*To be done*
Extract each line from the entries below that has the string "Revenue" in it.

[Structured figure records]
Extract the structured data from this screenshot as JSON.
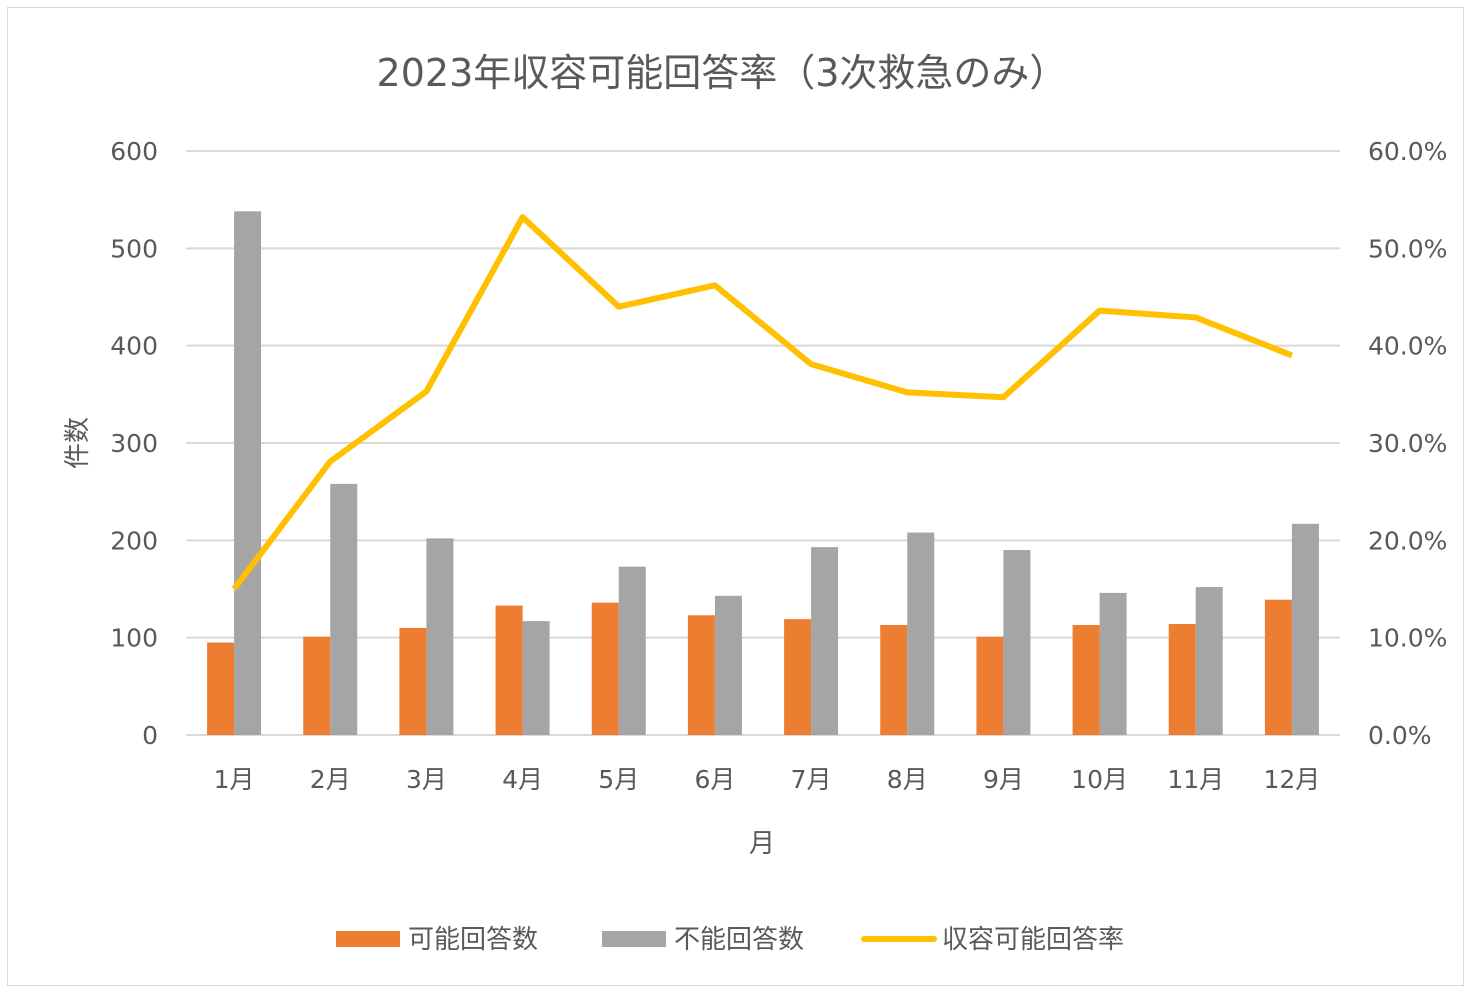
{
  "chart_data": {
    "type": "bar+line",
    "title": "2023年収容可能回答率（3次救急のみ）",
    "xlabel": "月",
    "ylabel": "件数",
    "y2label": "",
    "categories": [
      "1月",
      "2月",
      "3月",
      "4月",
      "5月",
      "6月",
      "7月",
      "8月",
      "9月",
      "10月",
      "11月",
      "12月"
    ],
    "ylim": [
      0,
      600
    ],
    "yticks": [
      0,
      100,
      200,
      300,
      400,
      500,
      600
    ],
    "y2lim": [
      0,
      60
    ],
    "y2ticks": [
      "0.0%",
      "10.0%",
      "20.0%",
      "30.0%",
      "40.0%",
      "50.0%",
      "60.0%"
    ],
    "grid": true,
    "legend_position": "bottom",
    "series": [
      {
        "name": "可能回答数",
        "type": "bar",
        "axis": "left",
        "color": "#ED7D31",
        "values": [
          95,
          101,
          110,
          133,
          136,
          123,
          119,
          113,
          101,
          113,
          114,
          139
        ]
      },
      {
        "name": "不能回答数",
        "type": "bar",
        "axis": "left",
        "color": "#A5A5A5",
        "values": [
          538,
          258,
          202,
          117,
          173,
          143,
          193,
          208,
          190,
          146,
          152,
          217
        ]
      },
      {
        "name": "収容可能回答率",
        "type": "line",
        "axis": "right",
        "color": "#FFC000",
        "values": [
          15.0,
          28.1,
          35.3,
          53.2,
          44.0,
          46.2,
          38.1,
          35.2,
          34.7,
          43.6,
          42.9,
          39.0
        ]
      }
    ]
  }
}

==

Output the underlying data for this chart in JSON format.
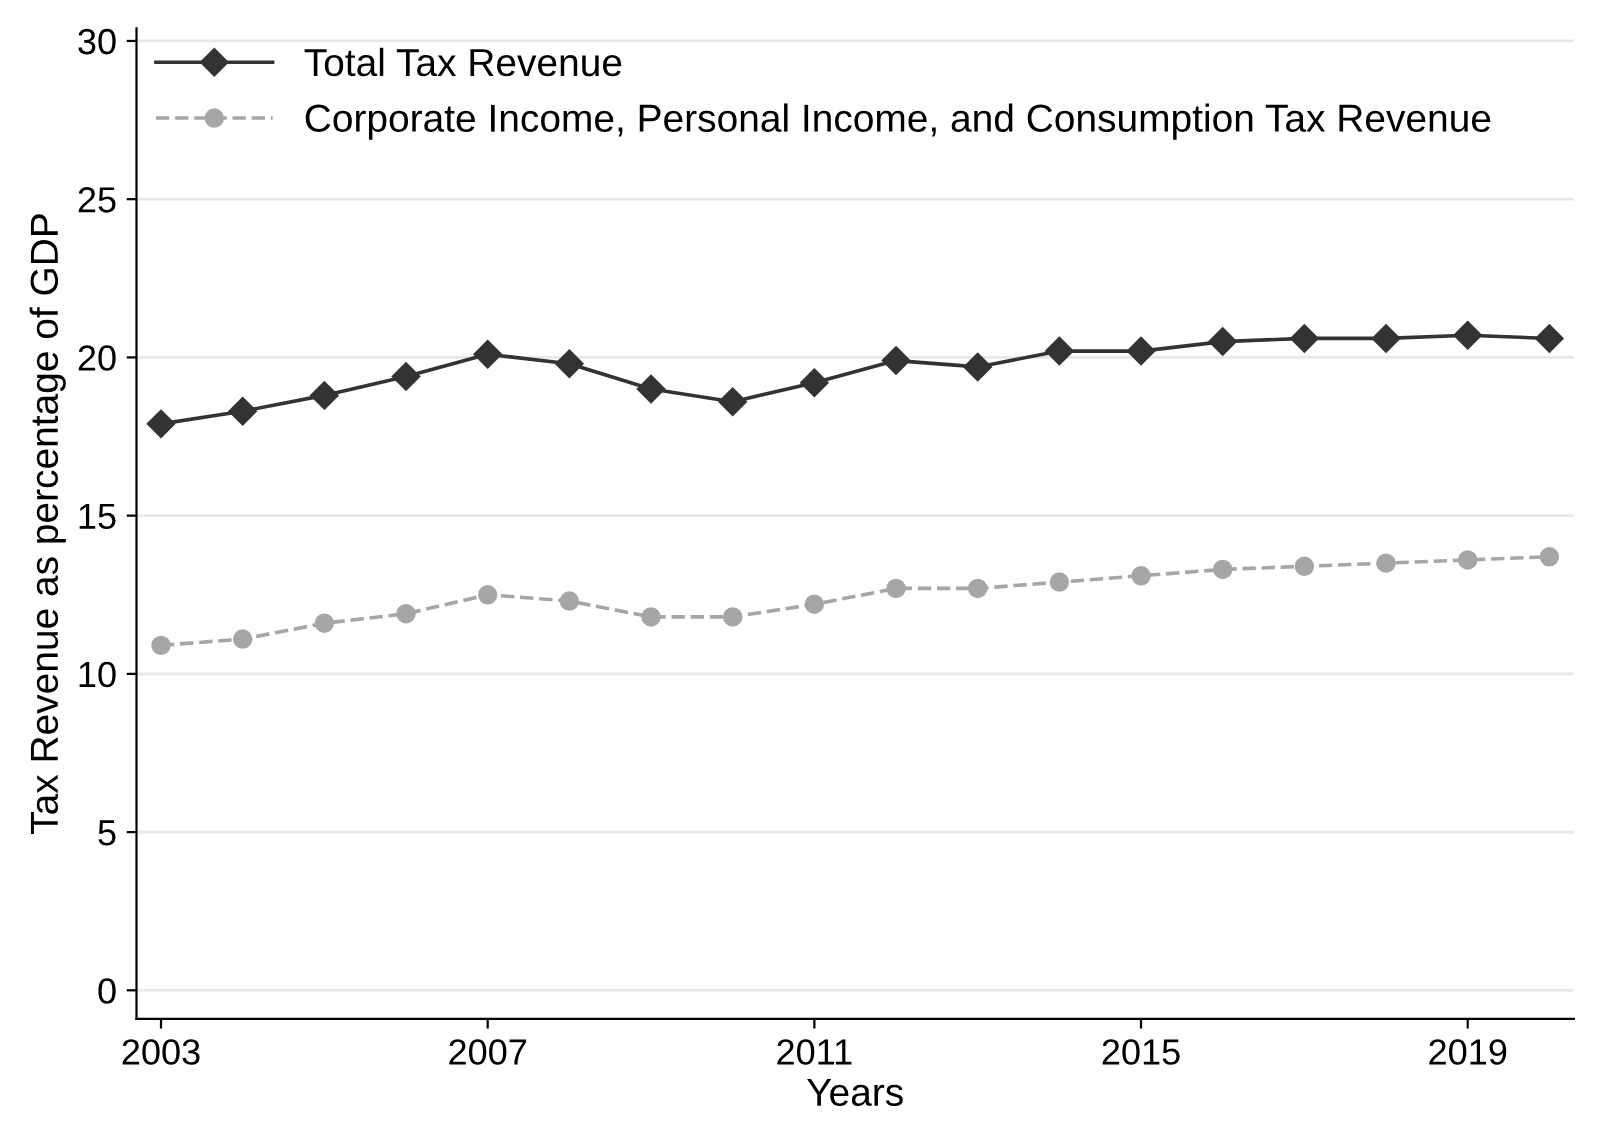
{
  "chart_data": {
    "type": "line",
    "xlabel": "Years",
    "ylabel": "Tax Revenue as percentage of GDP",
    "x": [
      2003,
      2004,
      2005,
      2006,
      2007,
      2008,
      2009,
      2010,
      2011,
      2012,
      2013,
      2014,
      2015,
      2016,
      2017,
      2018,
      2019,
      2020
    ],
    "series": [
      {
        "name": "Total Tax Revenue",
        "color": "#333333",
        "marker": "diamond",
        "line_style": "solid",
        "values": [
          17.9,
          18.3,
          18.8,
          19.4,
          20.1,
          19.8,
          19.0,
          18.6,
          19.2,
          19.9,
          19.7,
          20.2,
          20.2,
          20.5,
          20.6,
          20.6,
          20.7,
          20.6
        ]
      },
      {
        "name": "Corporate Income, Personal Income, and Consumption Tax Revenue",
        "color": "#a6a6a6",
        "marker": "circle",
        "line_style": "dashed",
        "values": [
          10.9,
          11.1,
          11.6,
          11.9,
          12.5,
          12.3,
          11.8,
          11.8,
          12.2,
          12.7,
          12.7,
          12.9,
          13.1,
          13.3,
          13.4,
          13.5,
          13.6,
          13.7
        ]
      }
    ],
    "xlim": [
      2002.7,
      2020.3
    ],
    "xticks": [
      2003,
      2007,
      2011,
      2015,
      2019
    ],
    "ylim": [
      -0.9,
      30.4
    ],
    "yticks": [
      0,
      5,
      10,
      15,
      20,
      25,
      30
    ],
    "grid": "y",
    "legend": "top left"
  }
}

*Final answer*
    "ylabel": "Tax Revenue as percentage of GDP",
        "name": "Total Tax Revenue",
        "name": "Corporate Income, Personal Income, and Consumption Tax Revenue",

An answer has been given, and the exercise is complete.